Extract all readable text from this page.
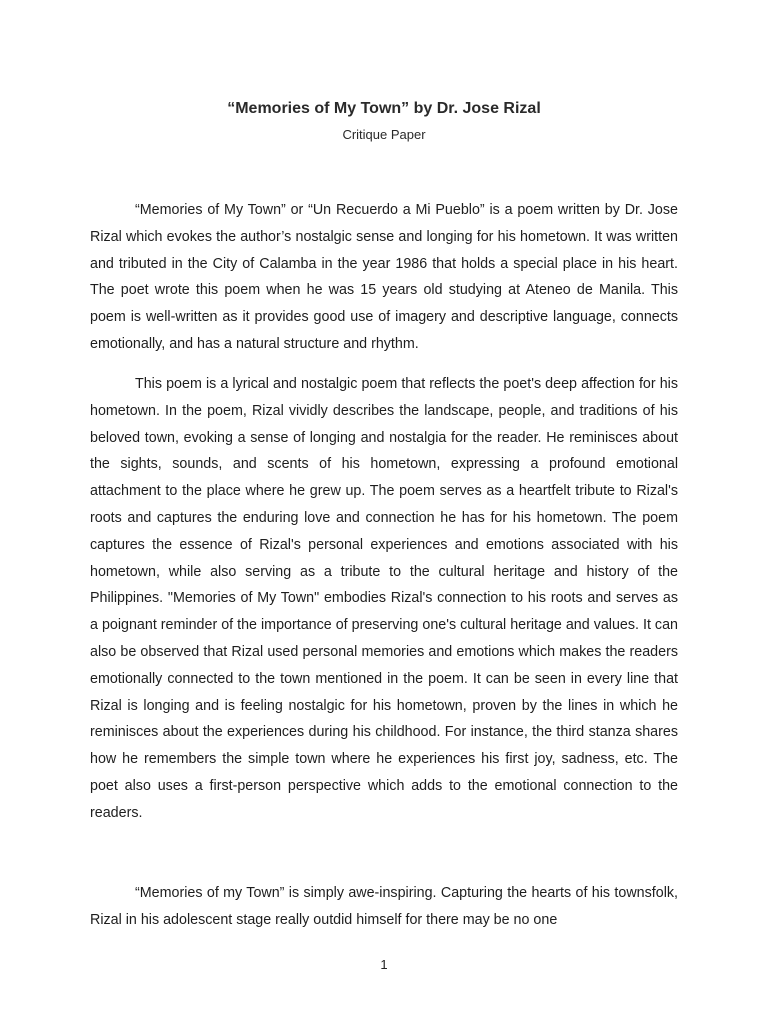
“Memories of My Town” by Dr. Jose Rizal
Critique Paper

“Memories of My Town” or “Un Recuerdo a Mi Pueblo” is a poem written by Dr. Jose Rizal which evokes the author’s nostalgic sense and longing for his hometown. It was written and tributed in the City of Calamba in the year 1986 that holds a special place in his heart. The poet wrote this poem when he was 15 years old studying at Ateneo de Manila. This poem is well-written as it provides good use of imagery and descriptive language, connects emotionally, and has a natural structure and rhythm.

This poem is a lyrical and nostalgic poem that reflects the poet's deep affection for his hometown. In the poem, Rizal vividly describes the landscape, people, and traditions of his beloved town, evoking a sense of longing and nostalgia for the reader. He reminisces about the sights, sounds, and scents of his hometown, expressing a profound emotional attachment to the place where he grew up. The poem serves as a heartfelt tribute to Rizal's roots and captures the enduring love and connection he has for his hometown. The poem captures the essence of Rizal's personal experiences and emotions associated with his hometown, while also serving as a tribute to the cultural heritage and history of the Philippines. "Memories of My Town" embodies Rizal's connection to his roots and serves as a poignant reminder of the importance of preserving one's cultural heritage and values. It can also be observed that Rizal used personal memories and emotions which makes the readers emotionally connected to the town mentioned in the poem. It can be seen in every line that Rizal is longing and is feeling nostalgic for his hometown, proven by the lines in which he reminisces about the experiences during his childhood. For instance, the third stanza shares how he remembers the simple town where he experiences his first joy, sadness, etc. The poet also uses a first-person perspective which adds to the emotional connection to the readers.

“Memories of my Town” is simply awe-inspiring. Capturing the hearts of his townsfolk, Rizal in his adolescent stage really outdid himself for there may be no one

1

EXERCISE GOAL: Give every record again exactly, apart from the pictures, which stay out.

SOLVED PROBLEM:
Extract all readable text from this page.
“Memories of My Town” by Dr. Jose Rizal
Critique Paper

“Memories of My Town” or “Un Recuerdo a Mi Pueblo” is a poem written by Dr. Jose Rizal which evokes the author’s nostalgic sense and longing for his hometown. It was written and tributed in the City of Calamba in the year 1986 that holds a special place in his heart. The poet wrote this poem when he was 15 years old studying at Ateneo de Manila. This poem is well-written as it provides good use of imagery and descriptive language, connects emotionally, and has a natural structure and rhythm.

This poem is a lyrical and nostalgic poem that reflects the poet's deep affection for his hometown. In the poem, Rizal vividly describes the landscape, people, and traditions of his beloved town, evoking a sense of longing and nostalgia for the reader. He reminisces about the sights, sounds, and scents of his hometown, expressing a profound emotional attachment to the place where he grew up. The poem serves as a heartfelt tribute to Rizal's roots and captures the enduring love and connection he has for his hometown. The poem captures the essence of Rizal's personal experiences and emotions associated with his hometown, while also serving as a tribute to the cultural heritage and history of the Philippines. "Memories of My Town" embodies Rizal's connection to his roots and serves as a poignant reminder of the importance of preserving one's cultural heritage and values. It can also be observed that Rizal used personal memories and emotions which makes the readers emotionally connected to the town mentioned in the poem. It can be seen in every line that Rizal is longing and is feeling nostalgic for his hometown, proven by the lines in which he reminisces about the experiences during his childhood. For instance, the third stanza shares how he remembers the simple town where he experiences his first joy, sadness, etc. The poet also uses a first-person perspective which adds to the emotional connection to the readers.

“Memories of my Town” is simply awe-inspiring. Capturing the hearts of his townsfolk, Rizal in his adolescent stage really outdid himself for there may be no one

1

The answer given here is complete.